-- begin Input data --
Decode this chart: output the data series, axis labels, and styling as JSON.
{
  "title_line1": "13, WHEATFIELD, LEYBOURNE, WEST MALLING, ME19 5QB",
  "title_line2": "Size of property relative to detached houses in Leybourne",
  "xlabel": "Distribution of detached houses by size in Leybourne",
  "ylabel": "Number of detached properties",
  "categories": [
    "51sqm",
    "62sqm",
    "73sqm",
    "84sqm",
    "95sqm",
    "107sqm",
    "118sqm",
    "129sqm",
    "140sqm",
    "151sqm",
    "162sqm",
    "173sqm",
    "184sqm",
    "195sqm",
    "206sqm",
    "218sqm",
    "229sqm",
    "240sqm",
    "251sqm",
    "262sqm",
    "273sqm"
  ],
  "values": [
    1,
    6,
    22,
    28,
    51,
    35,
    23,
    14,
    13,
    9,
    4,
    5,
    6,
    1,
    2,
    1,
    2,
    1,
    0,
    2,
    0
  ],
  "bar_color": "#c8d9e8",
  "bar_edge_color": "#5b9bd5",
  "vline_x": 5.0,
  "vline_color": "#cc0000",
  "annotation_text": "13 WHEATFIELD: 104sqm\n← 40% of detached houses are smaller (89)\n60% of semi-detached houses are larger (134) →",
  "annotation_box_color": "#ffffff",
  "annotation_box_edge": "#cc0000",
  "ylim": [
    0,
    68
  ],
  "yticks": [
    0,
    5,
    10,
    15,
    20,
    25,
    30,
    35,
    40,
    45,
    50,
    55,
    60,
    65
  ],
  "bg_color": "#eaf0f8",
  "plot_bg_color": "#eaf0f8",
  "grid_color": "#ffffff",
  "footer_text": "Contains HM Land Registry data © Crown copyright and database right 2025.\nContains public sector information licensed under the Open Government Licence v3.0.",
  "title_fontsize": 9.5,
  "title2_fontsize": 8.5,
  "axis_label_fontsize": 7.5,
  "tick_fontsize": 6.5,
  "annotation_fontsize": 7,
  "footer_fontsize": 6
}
-- end Input data --
▶ What to do:
Reproduce all the records precisely.

▶ Answer below:
Decode this chart: output the data series, axis labels, and styling as JSON.
{
  "title_line1": "13, WHEATFIELD, LEYBOURNE, WEST MALLING, ME19 5QB",
  "title_line2": "Size of property relative to detached houses in Leybourne",
  "xlabel": "Distribution of detached houses by size in Leybourne",
  "ylabel": "Number of detached properties",
  "categories": [
    "51sqm",
    "62sqm",
    "73sqm",
    "84sqm",
    "95sqm",
    "107sqm",
    "118sqm",
    "129sqm",
    "140sqm",
    "151sqm",
    "162sqm",
    "173sqm",
    "184sqm",
    "195sqm",
    "206sqm",
    "218sqm",
    "229sqm",
    "240sqm",
    "251sqm",
    "262sqm",
    "273sqm"
  ],
  "values": [
    1,
    6,
    22,
    28,
    51,
    35,
    23,
    14,
    13,
    9,
    4,
    5,
    6,
    1,
    2,
    1,
    2,
    1,
    0,
    2,
    0
  ],
  "bar_color": "#c8d9e8",
  "bar_edge_color": "#5b9bd5",
  "vline_x": 5.0,
  "vline_color": "#cc0000",
  "annotation_text": "13 WHEATFIELD: 104sqm\n← 40% of detached houses are smaller (89)\n60% of semi-detached houses are larger (134) →",
  "annotation_box_color": "#ffffff",
  "annotation_box_edge": "#cc0000",
  "ylim": [
    0,
    68
  ],
  "yticks": [
    0,
    5,
    10,
    15,
    20,
    25,
    30,
    35,
    40,
    45,
    50,
    55,
    60,
    65
  ],
  "bg_color": "#eaf0f8",
  "plot_bg_color": "#eaf0f8",
  "grid_color": "#ffffff",
  "footer_text": "Contains HM Land Registry data © Crown copyright and database right 2025.\nContains public sector information licensed under the Open Government Licence v3.0.",
  "title_fontsize": 9.5,
  "title2_fontsize": 8.5,
  "axis_label_fontsize": 7.5,
  "tick_fontsize": 6.5,
  "annotation_fontsize": 7,
  "footer_fontsize": 6
}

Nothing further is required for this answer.